São pinturas, esculturas, desenhos, livros raros, documentos, fotografias, cristais e peças de história natural. Uma das telas em exibição, de autoria do pintor carioca Joaquim Rocha Fragoso, ainda preserva a marca do tiro disparado por revoltosos contrários à monarquia durante a Proclamação da República, em 1889.

Durante a visita, a sala de leitura, a sala de chá, o escritório de Mariano Procópio e a sala de música (com um grande piano) transportam o público à intimidade de uma das famílias mais influentes da sociedade mineira. São três andares disponíveis para visitação.

Esta é a sala de jantar onde a família imperial fazia suas refeições junto à família Ferreira Lage — Foto: Carlos Mendonça/Prefeitura de Juiz de Fora

Nos últimos anos, o Museu Mariano Procópio passou por reaberturas graduais. Depois de quase trinta meses fechado por conta da pandemia, voltou a receber visitas no dia 7 de Setembro de 2022 com uma exposição em celebração aos 200 anos da Independência do Brasil.

A reabertura total, capitaneada pela prefeita Margarida Salomão (PT), coincide com os esforços do presidente Luiz Inácio Lula da Silva em retomar os investimentos na cultura brasileira após quatros anos de bolsonarismo. Nas últimas semanas, o petista anunciou investimento de 3,8 bilhões de reais no setor.

“É importante deixar claro o quão preciosa é esta memória, o quanto é necessário que ela esteja acessível à sociedade em geral”, destaca a CartaCapital. “Nós entendemos que o direito à cultura é primário numa sociedade democrática. Então, você não pode deixar este espaço fechado para visitas de alguns convidados, algumas pessoas privilegiadas. Isso falha com esse princípio”.

(Registros do conjunto de dados)

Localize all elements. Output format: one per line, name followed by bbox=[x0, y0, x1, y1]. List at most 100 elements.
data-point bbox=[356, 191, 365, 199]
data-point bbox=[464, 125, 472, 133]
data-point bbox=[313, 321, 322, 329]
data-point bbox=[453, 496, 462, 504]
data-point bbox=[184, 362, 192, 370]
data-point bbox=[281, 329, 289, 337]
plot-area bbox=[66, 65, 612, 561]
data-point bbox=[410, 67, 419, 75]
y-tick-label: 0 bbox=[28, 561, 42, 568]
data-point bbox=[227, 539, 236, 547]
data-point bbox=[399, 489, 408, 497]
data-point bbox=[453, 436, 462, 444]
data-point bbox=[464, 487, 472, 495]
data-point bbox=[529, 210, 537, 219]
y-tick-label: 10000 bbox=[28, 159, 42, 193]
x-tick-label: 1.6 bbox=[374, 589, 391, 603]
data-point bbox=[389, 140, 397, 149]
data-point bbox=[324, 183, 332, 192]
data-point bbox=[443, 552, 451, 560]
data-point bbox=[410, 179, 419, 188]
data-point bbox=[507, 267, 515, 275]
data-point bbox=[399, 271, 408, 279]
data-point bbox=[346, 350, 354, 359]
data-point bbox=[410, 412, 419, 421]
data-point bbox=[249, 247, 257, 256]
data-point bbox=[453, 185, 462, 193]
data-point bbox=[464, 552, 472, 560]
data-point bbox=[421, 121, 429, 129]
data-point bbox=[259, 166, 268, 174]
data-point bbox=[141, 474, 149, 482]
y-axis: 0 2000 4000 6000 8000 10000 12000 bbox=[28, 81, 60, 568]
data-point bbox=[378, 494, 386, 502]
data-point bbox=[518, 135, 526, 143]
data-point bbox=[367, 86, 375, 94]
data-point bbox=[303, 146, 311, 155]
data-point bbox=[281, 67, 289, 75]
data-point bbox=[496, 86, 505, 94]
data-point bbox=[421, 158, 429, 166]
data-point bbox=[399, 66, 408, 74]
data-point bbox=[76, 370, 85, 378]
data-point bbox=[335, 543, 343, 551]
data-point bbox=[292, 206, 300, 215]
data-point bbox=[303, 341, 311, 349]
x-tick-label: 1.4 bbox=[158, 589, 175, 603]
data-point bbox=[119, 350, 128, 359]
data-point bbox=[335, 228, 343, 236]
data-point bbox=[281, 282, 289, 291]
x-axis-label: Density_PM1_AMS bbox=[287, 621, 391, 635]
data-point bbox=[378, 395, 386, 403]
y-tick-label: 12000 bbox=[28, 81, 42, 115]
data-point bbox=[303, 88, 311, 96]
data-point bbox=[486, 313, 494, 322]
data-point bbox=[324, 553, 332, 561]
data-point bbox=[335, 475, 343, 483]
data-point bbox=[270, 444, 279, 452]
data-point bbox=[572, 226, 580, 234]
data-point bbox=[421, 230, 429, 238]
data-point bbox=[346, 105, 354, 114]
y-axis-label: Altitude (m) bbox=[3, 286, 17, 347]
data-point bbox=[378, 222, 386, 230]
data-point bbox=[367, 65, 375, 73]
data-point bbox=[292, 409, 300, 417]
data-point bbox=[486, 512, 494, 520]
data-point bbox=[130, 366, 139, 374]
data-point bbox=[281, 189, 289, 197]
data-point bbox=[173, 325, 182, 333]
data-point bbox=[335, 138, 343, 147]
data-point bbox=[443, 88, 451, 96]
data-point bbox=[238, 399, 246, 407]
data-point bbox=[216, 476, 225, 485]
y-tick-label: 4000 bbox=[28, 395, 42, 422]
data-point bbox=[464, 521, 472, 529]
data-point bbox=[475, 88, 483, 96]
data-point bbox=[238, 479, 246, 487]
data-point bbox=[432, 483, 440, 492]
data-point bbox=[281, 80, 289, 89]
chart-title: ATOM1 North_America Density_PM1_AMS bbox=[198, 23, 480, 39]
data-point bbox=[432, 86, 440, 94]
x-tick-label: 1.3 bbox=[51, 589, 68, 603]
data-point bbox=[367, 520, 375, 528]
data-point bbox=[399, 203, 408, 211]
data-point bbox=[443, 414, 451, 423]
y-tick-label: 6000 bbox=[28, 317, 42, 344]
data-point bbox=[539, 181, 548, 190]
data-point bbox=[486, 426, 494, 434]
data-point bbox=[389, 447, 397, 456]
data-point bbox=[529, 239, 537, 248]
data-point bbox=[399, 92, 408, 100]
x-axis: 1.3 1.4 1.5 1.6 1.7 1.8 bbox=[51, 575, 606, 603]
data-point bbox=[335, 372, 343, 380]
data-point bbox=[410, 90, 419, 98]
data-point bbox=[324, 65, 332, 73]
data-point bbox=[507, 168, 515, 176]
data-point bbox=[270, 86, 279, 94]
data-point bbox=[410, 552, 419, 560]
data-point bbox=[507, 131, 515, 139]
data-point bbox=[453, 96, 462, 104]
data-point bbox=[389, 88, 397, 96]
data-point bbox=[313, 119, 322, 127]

### Suas tarefas
• A. Transcreva fielmente a parte do trecho sobre o Museu Mariano Procópio que começa em "Durante a visita, a" e termina em "Independência do Brasil.".
• B. Segundo o trecho sobre o Museu Mariano Procópio, em que data o museu voltou a receber visitas depois do fechamento causado pela pandemia?

### Resultados
• A.
Durante a visita, a sala de leitura, a sala de chá, o escritório de Mariano Procópio e a sala de música (com um grande piano) transportam o público à intimidade de uma das famílias mais influentes da sociedade mineira. São três andares disponíveis para visitação.

Esta é a sala de jantar onde a família imperial fazia suas refeições junto à família Ferreira Lage — Foto: Carlos Mendonça/Prefeitura de Juiz de Fora

Nos últimos anos, o Museu Mariano Procópio passou por reaberturas graduais. Depois de quase trinta meses fechado por conta da pandemia, voltou a receber visitas no dia 7 de Setembro de 2022 com uma exposição em celebração aos 200 anos da Independência do Brasil.

• B. No dia 7 de setembro de 2022.